Find the lines holding "open" and copy them.

(Records from a collection)
▶

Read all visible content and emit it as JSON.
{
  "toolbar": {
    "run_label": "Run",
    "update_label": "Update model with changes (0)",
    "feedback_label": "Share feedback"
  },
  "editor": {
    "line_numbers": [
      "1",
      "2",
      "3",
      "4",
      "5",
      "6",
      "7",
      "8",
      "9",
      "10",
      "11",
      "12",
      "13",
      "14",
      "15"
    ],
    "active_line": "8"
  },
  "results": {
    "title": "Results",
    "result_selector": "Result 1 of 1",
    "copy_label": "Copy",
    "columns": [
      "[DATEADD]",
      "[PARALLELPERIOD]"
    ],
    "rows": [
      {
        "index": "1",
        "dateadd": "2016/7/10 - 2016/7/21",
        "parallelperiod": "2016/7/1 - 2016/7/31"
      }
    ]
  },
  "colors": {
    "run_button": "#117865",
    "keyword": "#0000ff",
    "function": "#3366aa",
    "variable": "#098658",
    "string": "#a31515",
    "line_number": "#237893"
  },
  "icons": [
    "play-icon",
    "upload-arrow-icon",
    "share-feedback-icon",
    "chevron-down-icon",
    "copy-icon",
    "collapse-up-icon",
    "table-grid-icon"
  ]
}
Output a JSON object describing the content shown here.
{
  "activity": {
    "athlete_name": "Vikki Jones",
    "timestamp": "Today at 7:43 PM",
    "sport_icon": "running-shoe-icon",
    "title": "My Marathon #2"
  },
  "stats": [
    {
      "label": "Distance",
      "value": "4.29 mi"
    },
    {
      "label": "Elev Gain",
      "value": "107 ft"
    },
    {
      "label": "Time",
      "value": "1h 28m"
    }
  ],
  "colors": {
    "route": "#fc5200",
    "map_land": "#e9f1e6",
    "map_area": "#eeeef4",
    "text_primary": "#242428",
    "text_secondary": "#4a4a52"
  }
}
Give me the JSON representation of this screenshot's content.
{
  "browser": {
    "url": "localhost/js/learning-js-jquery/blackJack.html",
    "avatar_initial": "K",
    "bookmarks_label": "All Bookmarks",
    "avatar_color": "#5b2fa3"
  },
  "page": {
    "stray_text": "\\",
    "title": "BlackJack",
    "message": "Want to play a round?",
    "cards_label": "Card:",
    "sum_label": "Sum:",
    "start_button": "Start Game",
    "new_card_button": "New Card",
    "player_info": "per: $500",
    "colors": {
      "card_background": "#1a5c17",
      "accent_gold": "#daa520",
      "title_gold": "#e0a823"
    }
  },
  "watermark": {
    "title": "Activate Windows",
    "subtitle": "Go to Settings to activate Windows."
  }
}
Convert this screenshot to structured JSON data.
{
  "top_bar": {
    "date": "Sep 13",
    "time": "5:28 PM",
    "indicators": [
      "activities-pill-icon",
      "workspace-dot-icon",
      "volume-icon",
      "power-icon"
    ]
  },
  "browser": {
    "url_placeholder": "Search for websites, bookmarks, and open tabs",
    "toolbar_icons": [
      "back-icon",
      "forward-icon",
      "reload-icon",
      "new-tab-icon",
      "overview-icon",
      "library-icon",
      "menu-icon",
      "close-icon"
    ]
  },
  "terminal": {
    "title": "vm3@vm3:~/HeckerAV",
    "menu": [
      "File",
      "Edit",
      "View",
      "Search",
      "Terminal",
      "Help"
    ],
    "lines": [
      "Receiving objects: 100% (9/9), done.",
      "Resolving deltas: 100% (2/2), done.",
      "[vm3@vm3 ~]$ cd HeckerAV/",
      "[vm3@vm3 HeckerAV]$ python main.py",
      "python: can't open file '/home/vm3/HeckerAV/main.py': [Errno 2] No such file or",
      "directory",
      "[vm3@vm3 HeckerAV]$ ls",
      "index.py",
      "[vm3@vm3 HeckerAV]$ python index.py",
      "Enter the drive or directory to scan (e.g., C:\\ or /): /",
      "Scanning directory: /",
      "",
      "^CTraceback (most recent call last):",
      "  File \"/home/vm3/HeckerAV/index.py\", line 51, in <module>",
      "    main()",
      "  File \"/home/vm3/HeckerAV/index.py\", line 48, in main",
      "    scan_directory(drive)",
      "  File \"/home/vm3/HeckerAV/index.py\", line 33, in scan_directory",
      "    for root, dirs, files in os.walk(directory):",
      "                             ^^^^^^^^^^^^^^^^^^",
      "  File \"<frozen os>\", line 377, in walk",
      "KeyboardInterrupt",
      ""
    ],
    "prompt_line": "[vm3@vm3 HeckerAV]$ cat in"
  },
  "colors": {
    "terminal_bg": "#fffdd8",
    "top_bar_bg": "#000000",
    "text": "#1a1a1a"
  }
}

◀

COMPLETED TASK:
    "url_placeholder": "Search for websites, bookmarks, and open tabs",
      "python: can't open file '/home/vm3/HeckerAV/main.py': [Errno 2] No such file or",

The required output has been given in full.